## Requirement
Present the material below as a Markdown table with two columns, "Entry" for a running row number and "Content" for each line, skipping any blank lines. Leave the pictures out of the table.

## Given data
######

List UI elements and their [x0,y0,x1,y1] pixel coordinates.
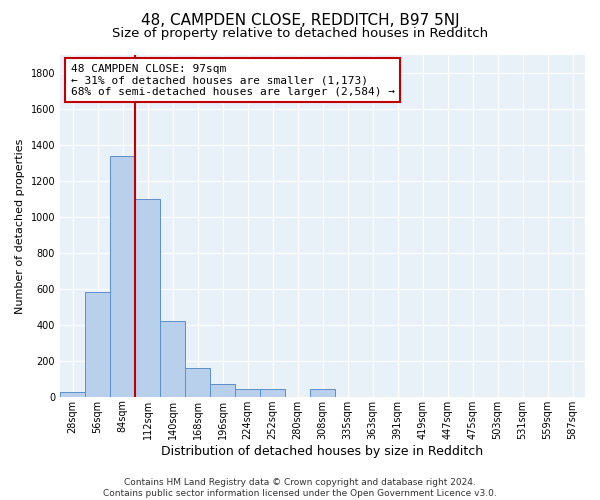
Bar [235,388,260,396]
Bar [60,392,85,396]
Text: 48 CAMPDEN CLOSE: 97sqm
← 31% of detached houses are smaller (1,173)
68% of semi: 48 CAMPDEN CLOSE: 97sqm ← 31% of detache… [71,64,395,96]
Bar [185,368,210,396]
Bar [210,384,235,396]
Bar [160,321,185,396]
Text: 48, CAMPDEN CLOSE, REDDITCH, B97 5NJ: 48, CAMPDEN CLOSE, REDDITCH, B97 5NJ [140,12,460,28]
Bar [135,199,160,396]
Bar [85,292,110,397]
Y-axis label: Number of detached properties: Number of detached properties [15,138,25,314]
Bar [260,388,285,396]
Text: Size of property relative to detached houses in Redditch: Size of property relative to detached ho… [112,28,488,40]
Bar [310,390,335,396]
X-axis label: Distribution of detached houses by size in Redditch: Distribution of detached houses by size … [161,444,484,458]
Text: Contains HM Land Registry data © Crown copyright and database right 2024.
Contai: Contains HM Land Registry data © Crown c… [103,478,497,498]
Bar [110,156,135,396]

######

## Answer to this problem
| Entry | Content |
|---|---|
| 1 | List UI elements and their [x0,y0,x1,y1] pixel coordinates. |
| 2 | Bar [235,388,260,396] |
| 3 | Bar [60,392,85,396] |
| 4 | Text: 48 CAMPDEN CLOSE: 97sqm |
| 5 | ← 31% of detached houses are smaller (1,173) |
| 6 | 68% of semi: 48 CAMPDEN CLOSE: 97sqm ← 31% of detache… [71,64,395,96] |
| 7 | Bar [185,368,210,396] |
| 8 | Bar [210,384,235,396] |
| 9 | Bar [160,321,185,396] |
| 10 | Text: 48, CAMPDEN CLOSE, REDDITCH, B97 5NJ: 48, CAMPDEN CLOSE, REDDITCH, B97 5NJ [140,12,460,28] |
| 11 | Bar [135,199,160,396] |
| 12 | Bar [85,292,110,397] |
| 13 | Y-axis label: Number of detached properties: Number of detached properties [15,138,25,314] |
| 14 | Bar [260,388,285,396] |
| 15 | Text: Size of property relative to detached houses in Redditch: Size of property relative to detached ho… [112,28,488,40] |
| 16 | Bar [310,390,335,396] |
| 17 | X-axis label: Distribution of detached houses by size in Redditch: Distribution of detached houses by size … [161,444,484,458] |
| 18 | Text: Contains HM Land Registry data © Crown copyright and database right 2024. |
| 19 | Contai: Contains HM Land Registry data © Crown c… [103,478,497,498] |
| 20 | Bar [110,156,135,396] |